◆ STATED GOAL: Exact repetition is required: output every record in full.

◆ THE RECORDS:
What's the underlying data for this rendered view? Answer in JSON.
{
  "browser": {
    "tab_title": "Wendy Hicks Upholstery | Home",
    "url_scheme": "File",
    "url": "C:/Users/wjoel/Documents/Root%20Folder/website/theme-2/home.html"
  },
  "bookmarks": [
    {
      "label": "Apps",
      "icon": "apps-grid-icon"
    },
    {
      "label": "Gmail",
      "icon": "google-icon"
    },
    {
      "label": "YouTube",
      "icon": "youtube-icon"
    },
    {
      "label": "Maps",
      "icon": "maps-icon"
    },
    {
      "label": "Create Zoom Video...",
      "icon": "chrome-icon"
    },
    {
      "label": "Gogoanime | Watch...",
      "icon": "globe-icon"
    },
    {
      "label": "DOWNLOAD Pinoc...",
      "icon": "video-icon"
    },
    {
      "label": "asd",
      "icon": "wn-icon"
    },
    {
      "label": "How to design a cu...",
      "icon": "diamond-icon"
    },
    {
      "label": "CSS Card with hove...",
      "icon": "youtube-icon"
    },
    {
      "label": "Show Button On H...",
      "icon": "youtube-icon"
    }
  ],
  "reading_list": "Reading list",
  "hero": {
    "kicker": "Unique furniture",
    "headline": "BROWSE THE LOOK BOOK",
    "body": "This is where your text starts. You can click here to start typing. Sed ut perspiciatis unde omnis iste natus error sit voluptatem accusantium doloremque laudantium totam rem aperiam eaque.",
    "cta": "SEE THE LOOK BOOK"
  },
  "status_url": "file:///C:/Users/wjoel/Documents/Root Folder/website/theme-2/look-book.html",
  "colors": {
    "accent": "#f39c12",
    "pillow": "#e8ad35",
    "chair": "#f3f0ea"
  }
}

◆ RESPONSE FOR THIS EXERCISE:
What's the underlying data for this rendered view? Answer in JSON.
{
  "browser": {
    "tab_title": "Wendy Hicks Upholstery | Home",
    "url_scheme": "File",
    "url": "C:/Users/wjoel/Documents/Root%20Folder/website/theme-2/home.html"
  },
  "bookmarks": [
    {
      "label": "Apps",
      "icon": "apps-grid-icon"
    },
    {
      "label": "Gmail",
      "icon": "google-icon"
    },
    {
      "label": "YouTube",
      "icon": "youtube-icon"
    },
    {
      "label": "Maps",
      "icon": "maps-icon"
    },
    {
      "label": "Create Zoom Video...",
      "icon": "chrome-icon"
    },
    {
      "label": "Gogoanime | Watch...",
      "icon": "globe-icon"
    },
    {
      "label": "DOWNLOAD Pinoc...",
      "icon": "video-icon"
    },
    {
      "label": "asd",
      "icon": "wn-icon"
    },
    {
      "label": "How to design a cu...",
      "icon": "diamond-icon"
    },
    {
      "label": "CSS Card with hove...",
      "icon": "youtube-icon"
    },
    {
      "label": "Show Button On H...",
      "icon": "youtube-icon"
    }
  ],
  "reading_list": "Reading list",
  "hero": {
    "kicker": "Unique furniture",
    "headline": "BROWSE THE LOOK BOOK",
    "body": "This is where your text starts. You can click here to start typing. Sed ut perspiciatis unde omnis iste natus error sit voluptatem accusantium doloremque laudantium totam rem aperiam eaque.",
    "cta": "SEE THE LOOK BOOK"
  },
  "status_url": "file:///C:/Users/wjoel/Documents/Root Folder/website/theme-2/look-book.html",
  "colors": {
    "accent": "#f39c12",
    "pillow": "#e8ad35",
    "chair": "#f3f0ea"
  }
}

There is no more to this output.